◆ LISTED ENTRIES ◆
———

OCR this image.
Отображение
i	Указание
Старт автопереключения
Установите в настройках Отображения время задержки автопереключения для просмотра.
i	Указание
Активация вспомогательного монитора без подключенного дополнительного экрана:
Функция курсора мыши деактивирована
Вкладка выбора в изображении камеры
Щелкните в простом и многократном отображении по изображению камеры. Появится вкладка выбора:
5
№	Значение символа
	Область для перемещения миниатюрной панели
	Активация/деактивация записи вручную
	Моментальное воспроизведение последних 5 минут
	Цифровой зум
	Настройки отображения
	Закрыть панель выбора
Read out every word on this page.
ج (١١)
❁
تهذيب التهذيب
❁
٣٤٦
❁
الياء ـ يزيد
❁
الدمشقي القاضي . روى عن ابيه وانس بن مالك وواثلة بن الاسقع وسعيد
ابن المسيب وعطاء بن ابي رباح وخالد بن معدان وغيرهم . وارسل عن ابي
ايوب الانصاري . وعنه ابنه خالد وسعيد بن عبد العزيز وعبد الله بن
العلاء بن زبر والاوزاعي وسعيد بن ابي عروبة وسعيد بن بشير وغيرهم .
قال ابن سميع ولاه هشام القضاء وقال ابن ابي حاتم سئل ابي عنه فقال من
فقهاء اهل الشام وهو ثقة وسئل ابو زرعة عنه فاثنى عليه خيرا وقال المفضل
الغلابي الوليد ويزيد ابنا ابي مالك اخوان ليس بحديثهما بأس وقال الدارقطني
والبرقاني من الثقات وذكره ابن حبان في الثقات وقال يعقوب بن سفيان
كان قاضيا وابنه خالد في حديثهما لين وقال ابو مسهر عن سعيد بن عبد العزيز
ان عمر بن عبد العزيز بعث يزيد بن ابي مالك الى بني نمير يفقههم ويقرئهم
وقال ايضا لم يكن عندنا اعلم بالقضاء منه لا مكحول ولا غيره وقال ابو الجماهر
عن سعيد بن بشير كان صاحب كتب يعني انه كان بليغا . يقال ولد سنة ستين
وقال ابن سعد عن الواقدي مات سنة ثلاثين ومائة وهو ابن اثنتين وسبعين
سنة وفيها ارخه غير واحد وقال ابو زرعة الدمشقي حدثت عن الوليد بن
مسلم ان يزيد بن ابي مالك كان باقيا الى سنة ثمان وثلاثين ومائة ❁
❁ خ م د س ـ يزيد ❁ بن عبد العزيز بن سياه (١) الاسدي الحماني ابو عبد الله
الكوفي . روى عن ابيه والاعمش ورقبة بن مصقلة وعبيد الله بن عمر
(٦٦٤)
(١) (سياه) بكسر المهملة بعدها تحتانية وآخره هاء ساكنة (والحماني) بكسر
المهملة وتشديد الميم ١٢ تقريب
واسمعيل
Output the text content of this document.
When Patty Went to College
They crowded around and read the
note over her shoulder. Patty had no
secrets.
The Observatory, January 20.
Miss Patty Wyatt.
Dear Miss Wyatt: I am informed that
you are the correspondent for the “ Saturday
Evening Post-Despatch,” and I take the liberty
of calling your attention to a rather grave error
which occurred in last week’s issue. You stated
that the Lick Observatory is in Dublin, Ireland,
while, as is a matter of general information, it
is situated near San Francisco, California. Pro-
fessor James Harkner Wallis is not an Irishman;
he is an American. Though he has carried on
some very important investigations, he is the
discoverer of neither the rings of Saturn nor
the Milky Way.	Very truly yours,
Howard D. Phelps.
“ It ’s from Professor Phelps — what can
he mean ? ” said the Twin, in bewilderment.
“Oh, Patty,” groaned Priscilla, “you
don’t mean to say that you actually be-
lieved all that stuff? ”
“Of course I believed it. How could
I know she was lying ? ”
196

———

◆ WHAT THE EXERCISE ASKS ◆
Repeat the records exactly, including every line.

◆ WRITTEN RESPONSE ◆
OCR this image.
Отображение
i	Указание
Старт автопереключения
Установите в настройках Отображения время задержки автопереключения для просмотра.
i	Указание
Активация вспомогательного монитора без подключенного дополнительного экрана:
Функция курсора мыши деактивирована
Вкладка выбора в изображении камеры
Щелкните в простом и многократном отображении по изображению камеры. Появится вкладка выбора:
5
№	Значение символа
	Область для перемещения миниатюрной панели
	Активация/деактивация записи вручную
	Моментальное воспроизведение последних 5 минут
	Цифровой зум
	Настройки отображения
	Закрыть панель выбора
Read out every word on this page.
ج (١١)
❁
تهذيب التهذيب
❁
٣٤٦
❁
الياء ـ يزيد
❁
الدمشقي القاضي . روى عن ابيه وانس بن مالك وواثلة بن الاسقع وسعيد
ابن المسيب وعطاء بن ابي رباح وخالد بن معدان وغيرهم . وارسل عن ابي
ايوب الانصاري . وعنه ابنه خالد وسعيد بن عبد العزيز وعبد الله بن
العلاء بن زبر والاوزاعي وسعيد بن ابي عروبة وسعيد بن بشير وغيرهم .
قال ابن سميع ولاه هشام القضاء وقال ابن ابي حاتم سئل ابي عنه فقال من
فقهاء اهل الشام وهو ثقة وسئل ابو زرعة عنه فاثنى عليه خيرا وقال المفضل
الغلابي الوليد ويزيد ابنا ابي مالك اخوان ليس بحديثهما بأس وقال الدارقطني
والبرقاني من الثقات وذكره ابن حبان في الثقات وقال يعقوب بن سفيان
كان قاضيا وابنه خالد في حديثهما لين وقال ابو مسهر عن سعيد بن عبد العزيز
ان عمر بن عبد العزيز بعث يزيد بن ابي مالك الى بني نمير يفقههم ويقرئهم
وقال ايضا لم يكن عندنا اعلم بالقضاء منه لا مكحول ولا غيره وقال ابو الجماهر
عن سعيد بن بشير كان صاحب كتب يعني انه كان بليغا . يقال ولد سنة ستين
وقال ابن سعد عن الواقدي مات سنة ثلاثين ومائة وهو ابن اثنتين وسبعين
سنة وفيها ارخه غير واحد وقال ابو زرعة الدمشقي حدثت عن الوليد بن
مسلم ان يزيد بن ابي مالك كان باقيا الى سنة ثمان وثلاثين ومائة ❁
❁ خ م د س ـ يزيد ❁ بن عبد العزيز بن سياه (١) الاسدي الحماني ابو عبد الله
الكوفي . روى عن ابيه والاعمش ورقبة بن مصقلة وعبيد الله بن عمر
(٦٦٤)
(١) (سياه) بكسر المهملة بعدها تحتانية وآخره هاء ساكنة (والحماني) بكسر
المهملة وتشديد الميم ١٢ تقريب
واسمعيل
Output the text content of this document.
When Patty Went to College
They crowded around and read the
note over her shoulder. Patty had no
secrets.
The Observatory, January 20.
Miss Patty Wyatt.
Dear Miss Wyatt: I am informed that
you are the correspondent for the “ Saturday
Evening Post-Despatch,” and I take the liberty
of calling your attention to a rather grave error
which occurred in last week’s issue. You stated
that the Lick Observatory is in Dublin, Ireland,
while, as is a matter of general information, it
is situated near San Francisco, California. Pro-
fessor James Harkner Wallis is not an Irishman;
he is an American. Though he has carried on
some very important investigations, he is the
discoverer of neither the rings of Saturn nor
the Milky Way.	Very truly yours,
Howard D. Phelps.
“ It ’s from Professor Phelps — what can
he mean ? ” said the Twin, in bewilderment.
“Oh, Patty,” groaned Priscilla, “you
don’t mean to say that you actually be-
lieved all that stuff? ”
“Of course I believed it. How could
I know she was lying ? ”
196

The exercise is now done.